<<<<

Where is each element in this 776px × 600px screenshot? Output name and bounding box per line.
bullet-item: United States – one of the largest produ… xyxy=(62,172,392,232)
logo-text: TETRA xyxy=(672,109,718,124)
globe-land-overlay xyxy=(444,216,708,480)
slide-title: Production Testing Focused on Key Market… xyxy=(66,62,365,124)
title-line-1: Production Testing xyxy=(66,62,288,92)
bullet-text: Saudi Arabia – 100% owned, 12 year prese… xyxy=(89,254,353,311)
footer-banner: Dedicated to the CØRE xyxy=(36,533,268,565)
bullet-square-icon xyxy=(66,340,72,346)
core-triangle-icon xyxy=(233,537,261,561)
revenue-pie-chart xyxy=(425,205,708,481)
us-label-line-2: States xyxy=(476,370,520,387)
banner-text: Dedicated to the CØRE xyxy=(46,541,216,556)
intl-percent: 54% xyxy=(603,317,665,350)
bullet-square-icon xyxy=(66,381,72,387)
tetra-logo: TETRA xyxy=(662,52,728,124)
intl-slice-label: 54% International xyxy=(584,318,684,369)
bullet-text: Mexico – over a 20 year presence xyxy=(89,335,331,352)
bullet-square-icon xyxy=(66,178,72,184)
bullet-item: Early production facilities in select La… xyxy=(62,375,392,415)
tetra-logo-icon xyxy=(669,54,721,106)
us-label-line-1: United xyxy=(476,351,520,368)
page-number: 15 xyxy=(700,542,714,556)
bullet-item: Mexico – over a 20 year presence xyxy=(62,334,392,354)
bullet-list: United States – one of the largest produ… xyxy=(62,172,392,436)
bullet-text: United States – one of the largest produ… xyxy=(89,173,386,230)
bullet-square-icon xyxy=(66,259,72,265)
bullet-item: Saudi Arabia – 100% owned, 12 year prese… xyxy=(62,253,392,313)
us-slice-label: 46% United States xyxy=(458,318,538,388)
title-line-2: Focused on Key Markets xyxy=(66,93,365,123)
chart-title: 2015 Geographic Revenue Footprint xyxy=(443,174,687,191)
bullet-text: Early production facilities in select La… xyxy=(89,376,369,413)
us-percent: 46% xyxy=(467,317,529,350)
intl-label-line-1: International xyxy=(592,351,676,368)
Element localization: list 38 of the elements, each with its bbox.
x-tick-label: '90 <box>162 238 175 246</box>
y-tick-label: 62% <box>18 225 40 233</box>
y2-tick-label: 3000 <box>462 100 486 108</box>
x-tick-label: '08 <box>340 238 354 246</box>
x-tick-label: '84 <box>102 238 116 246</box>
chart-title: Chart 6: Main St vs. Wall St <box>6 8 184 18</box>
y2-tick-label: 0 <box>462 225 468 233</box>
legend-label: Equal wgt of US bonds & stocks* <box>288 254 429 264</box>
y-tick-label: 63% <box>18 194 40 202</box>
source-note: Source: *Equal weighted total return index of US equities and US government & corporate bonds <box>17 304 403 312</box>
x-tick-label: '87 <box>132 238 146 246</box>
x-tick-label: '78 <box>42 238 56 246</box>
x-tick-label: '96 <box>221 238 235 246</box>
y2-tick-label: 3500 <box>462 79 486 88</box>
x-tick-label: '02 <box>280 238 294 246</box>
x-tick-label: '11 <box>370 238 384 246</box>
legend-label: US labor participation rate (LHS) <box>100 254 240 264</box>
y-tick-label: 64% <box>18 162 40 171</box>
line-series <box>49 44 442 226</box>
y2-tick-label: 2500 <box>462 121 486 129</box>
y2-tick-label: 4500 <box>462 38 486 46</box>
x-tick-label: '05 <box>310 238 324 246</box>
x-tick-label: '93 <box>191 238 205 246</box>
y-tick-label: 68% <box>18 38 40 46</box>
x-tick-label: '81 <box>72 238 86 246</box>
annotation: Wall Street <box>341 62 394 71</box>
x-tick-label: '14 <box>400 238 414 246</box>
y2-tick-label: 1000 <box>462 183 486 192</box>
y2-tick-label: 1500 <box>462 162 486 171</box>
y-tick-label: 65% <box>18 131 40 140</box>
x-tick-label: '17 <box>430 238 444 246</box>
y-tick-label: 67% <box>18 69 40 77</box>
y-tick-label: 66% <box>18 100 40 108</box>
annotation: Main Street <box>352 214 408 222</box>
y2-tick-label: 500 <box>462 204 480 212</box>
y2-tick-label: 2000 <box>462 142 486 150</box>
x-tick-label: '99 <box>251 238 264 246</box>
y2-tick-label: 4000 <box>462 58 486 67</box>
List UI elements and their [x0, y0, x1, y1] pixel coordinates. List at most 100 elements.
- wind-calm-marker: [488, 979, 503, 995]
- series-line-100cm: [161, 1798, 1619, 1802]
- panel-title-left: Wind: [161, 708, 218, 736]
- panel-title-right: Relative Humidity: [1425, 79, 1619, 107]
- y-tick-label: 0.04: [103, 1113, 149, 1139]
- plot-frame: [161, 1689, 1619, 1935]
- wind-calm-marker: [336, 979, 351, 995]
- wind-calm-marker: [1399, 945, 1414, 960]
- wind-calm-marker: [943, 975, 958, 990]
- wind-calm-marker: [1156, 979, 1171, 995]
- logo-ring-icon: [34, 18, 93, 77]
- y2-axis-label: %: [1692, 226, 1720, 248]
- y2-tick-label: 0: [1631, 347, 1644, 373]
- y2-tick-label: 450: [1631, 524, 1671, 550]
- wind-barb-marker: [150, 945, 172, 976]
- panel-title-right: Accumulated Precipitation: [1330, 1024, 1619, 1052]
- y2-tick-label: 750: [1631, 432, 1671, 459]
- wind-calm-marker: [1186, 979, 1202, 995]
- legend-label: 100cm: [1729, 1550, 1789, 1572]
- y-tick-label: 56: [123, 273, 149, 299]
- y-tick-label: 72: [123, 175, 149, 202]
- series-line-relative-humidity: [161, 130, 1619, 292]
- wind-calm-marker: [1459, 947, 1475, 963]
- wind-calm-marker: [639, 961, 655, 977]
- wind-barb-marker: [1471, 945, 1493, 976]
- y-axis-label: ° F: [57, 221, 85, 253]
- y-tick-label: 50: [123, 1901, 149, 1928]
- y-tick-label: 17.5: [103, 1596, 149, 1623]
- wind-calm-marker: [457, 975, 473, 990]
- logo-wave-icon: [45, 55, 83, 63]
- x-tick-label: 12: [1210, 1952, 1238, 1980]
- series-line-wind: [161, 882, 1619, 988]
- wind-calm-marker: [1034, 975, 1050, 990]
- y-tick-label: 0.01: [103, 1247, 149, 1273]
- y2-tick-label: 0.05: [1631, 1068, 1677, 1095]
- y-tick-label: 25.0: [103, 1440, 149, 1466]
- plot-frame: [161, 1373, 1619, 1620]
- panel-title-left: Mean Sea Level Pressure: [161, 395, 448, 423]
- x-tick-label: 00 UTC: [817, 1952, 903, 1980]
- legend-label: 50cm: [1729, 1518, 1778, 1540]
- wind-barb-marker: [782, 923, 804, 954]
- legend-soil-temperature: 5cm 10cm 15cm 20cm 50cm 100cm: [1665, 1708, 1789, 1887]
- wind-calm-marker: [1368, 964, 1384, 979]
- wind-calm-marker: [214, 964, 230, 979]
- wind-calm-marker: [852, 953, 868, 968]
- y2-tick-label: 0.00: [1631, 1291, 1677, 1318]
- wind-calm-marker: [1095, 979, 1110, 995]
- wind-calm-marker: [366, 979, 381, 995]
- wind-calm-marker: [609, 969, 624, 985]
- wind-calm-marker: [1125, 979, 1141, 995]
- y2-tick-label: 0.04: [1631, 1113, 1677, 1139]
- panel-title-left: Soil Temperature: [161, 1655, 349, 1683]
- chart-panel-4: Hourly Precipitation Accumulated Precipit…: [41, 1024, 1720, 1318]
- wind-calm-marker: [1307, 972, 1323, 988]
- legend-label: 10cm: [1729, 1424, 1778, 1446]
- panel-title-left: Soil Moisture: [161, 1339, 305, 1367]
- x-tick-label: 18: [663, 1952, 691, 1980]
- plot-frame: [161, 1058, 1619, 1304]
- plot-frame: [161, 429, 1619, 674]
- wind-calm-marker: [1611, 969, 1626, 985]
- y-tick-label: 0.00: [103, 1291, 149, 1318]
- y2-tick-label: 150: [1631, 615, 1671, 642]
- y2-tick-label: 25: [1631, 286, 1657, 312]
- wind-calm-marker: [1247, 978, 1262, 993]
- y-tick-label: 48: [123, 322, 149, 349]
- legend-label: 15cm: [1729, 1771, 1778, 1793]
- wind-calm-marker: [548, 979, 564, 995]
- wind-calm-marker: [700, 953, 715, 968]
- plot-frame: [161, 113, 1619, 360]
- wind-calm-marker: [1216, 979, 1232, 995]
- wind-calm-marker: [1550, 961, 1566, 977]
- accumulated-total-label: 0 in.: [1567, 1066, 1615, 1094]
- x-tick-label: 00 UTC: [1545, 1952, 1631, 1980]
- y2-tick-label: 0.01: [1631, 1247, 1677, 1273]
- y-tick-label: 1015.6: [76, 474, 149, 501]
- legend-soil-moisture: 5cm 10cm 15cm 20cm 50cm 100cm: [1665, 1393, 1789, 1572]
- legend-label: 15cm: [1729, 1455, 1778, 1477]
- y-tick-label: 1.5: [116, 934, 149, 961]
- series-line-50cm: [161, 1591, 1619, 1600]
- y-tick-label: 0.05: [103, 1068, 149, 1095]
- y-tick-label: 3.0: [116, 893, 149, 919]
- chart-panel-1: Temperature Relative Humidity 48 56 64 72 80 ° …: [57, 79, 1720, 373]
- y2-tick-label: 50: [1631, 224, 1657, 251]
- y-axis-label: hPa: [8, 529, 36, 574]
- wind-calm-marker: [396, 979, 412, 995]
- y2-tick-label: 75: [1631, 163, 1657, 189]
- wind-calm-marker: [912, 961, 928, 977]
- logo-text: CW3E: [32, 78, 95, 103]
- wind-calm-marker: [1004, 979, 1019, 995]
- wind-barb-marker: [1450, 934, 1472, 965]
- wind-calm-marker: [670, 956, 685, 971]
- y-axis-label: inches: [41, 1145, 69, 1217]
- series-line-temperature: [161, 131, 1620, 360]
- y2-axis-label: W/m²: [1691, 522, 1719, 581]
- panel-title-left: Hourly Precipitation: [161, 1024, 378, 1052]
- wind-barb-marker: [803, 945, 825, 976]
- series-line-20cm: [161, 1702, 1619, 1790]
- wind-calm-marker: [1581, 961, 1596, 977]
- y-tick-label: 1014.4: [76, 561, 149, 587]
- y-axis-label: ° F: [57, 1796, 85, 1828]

>>>>

▸ Exercise objective:
Starting at the beginning of the entries and ending at the line containing "page-number: 15 xyxy=(700,542,714,556)", rewrite those lines with "bullet-square-icon" changed to "bullet-marker" and everything else left as is.

▸ Complete response:
Where is each element in this 776px × 600px screenshot? Output name and bounding box per line.
bullet-item: United States – one of the largest produ… xyxy=(62,172,392,232)
logo-text: TETRA xyxy=(672,109,718,124)
globe-land-overlay xyxy=(444,216,708,480)
slide-title: Production Testing Focused on Key Market… xyxy=(66,62,365,124)
title-line-1: Production Testing xyxy=(66,62,288,92)
bullet-text: Saudi Arabia – 100% owned, 12 year prese… xyxy=(89,254,353,311)
footer-banner: Dedicated to the CØRE xyxy=(36,533,268,565)
bullet-marker xyxy=(66,340,72,346)
core-triangle-icon xyxy=(233,537,261,561)
revenue-pie-chart xyxy=(425,205,708,481)
us-label-line-2: States xyxy=(476,370,520,387)
banner-text: Dedicated to the CØRE xyxy=(46,541,216,556)
intl-percent: 54% xyxy=(603,317,665,350)
bullet-marker xyxy=(66,381,72,387)
tetra-logo: TETRA xyxy=(662,52,728,124)
intl-slice-label: 54% International xyxy=(584,318,684,369)
bullet-text: Mexico – over a 20 year presence xyxy=(89,335,331,352)
bullet-marker xyxy=(66,178,72,184)
bullet-item: Early production facilities in select La… xyxy=(62,375,392,415)
tetra-logo-icon xyxy=(669,54,721,106)
us-label-line-1: United xyxy=(476,351,520,368)
page-number: 15 xyxy=(700,542,714,556)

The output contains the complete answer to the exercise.